**WRITTEN PROBLEM**
Give every line below again, exactly.
** START OF MATERIAL PROVIDED **
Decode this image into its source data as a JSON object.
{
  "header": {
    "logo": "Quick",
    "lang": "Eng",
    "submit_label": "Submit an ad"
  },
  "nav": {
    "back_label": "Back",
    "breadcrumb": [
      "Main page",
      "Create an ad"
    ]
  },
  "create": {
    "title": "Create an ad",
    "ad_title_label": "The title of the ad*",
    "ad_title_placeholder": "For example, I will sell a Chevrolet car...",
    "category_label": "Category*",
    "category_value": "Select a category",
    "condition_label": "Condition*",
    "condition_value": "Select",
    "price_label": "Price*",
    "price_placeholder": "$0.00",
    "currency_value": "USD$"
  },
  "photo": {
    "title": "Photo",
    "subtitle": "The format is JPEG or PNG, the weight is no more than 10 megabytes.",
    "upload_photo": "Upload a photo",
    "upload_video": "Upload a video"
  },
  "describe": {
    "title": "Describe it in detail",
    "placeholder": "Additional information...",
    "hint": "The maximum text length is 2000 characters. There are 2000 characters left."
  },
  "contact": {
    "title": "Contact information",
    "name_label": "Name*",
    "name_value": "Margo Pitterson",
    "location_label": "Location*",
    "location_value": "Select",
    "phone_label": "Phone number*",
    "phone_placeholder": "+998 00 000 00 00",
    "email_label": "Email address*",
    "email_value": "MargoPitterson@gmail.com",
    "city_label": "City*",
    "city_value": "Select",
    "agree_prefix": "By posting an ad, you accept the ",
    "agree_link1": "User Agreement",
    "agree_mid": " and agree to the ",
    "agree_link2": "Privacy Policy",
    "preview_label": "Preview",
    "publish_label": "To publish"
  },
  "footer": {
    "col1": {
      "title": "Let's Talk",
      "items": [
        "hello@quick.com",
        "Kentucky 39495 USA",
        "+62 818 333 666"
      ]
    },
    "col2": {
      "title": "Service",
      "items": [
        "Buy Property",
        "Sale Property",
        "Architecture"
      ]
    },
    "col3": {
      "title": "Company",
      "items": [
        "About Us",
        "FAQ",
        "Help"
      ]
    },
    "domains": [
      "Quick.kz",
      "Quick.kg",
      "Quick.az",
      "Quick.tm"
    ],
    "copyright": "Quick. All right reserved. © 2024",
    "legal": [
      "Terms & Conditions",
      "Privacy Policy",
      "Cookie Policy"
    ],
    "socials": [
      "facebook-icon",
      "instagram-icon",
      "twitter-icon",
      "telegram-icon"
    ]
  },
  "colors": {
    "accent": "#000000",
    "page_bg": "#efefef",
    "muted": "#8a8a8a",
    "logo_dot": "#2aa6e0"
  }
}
** END OF MATERIAL PROVIDED **
**TASK ANSWER**
Decode this image into its source data as a JSON object.
{
  "header": {
    "logo": "Quick",
    "lang": "Eng",
    "submit_label": "Submit an ad"
  },
  "nav": {
    "back_label": "Back",
    "breadcrumb": [
      "Main page",
      "Create an ad"
    ]
  },
  "create": {
    "title": "Create an ad",
    "ad_title_label": "The title of the ad*",
    "ad_title_placeholder": "For example, I will sell a Chevrolet car...",
    "category_label": "Category*",
    "category_value": "Select a category",
    "condition_label": "Condition*",
    "condition_value": "Select",
    "price_label": "Price*",
    "price_placeholder": "$0.00",
    "currency_value": "USD$"
  },
  "photo": {
    "title": "Photo",
    "subtitle": "The format is JPEG or PNG, the weight is no more than 10 megabytes.",
    "upload_photo": "Upload a photo",
    "upload_video": "Upload a video"
  },
  "describe": {
    "title": "Describe it in detail",
    "placeholder": "Additional information...",
    "hint": "The maximum text length is 2000 characters. There are 2000 characters left."
  },
  "contact": {
    "title": "Contact information",
    "name_label": "Name*",
    "name_value": "Margo Pitterson",
    "location_label": "Location*",
    "location_value": "Select",
    "phone_label": "Phone number*",
    "phone_placeholder": "+998 00 000 00 00",
    "email_label": "Email address*",
    "email_value": "MargoPitterson@gmail.com",
    "city_label": "City*",
    "city_value": "Select",
    "agree_prefix": "By posting an ad, you accept the ",
    "agree_link1": "User Agreement",
    "agree_mid": " and agree to the ",
    "agree_link2": "Privacy Policy",
    "preview_label": "Preview",
    "publish_label": "To publish"
  },
  "footer": {
    "col1": {
      "title": "Let's Talk",
      "items": [
        "hello@quick.com",
        "Kentucky 39495 USA",
        "+62 818 333 666"
      ]
    },
    "col2": {
      "title": "Service",
      "items": [
        "Buy Property",
        "Sale Property",
        "Architecture"
      ]
    },
    "col3": {
      "title": "Company",
      "items": [
        "About Us",
        "FAQ",
        "Help"
      ]
    },
    "domains": [
      "Quick.kz",
      "Quick.kg",
      "Quick.az",
      "Quick.tm"
    ],
    "copyright": "Quick. All right reserved. © 2024",
    "legal": [
      "Terms & Conditions",
      "Privacy Policy",
      "Cookie Policy"
    ],
    "socials": [
      "facebook-icon",
      "instagram-icon",
      "twitter-icon",
      "telegram-icon"
    ]
  },
  "colors": {
    "accent": "#000000",
    "page_bg": "#efefef",
    "muted": "#8a8a8a",
    "logo_dot": "#2aa6e0"
  }
}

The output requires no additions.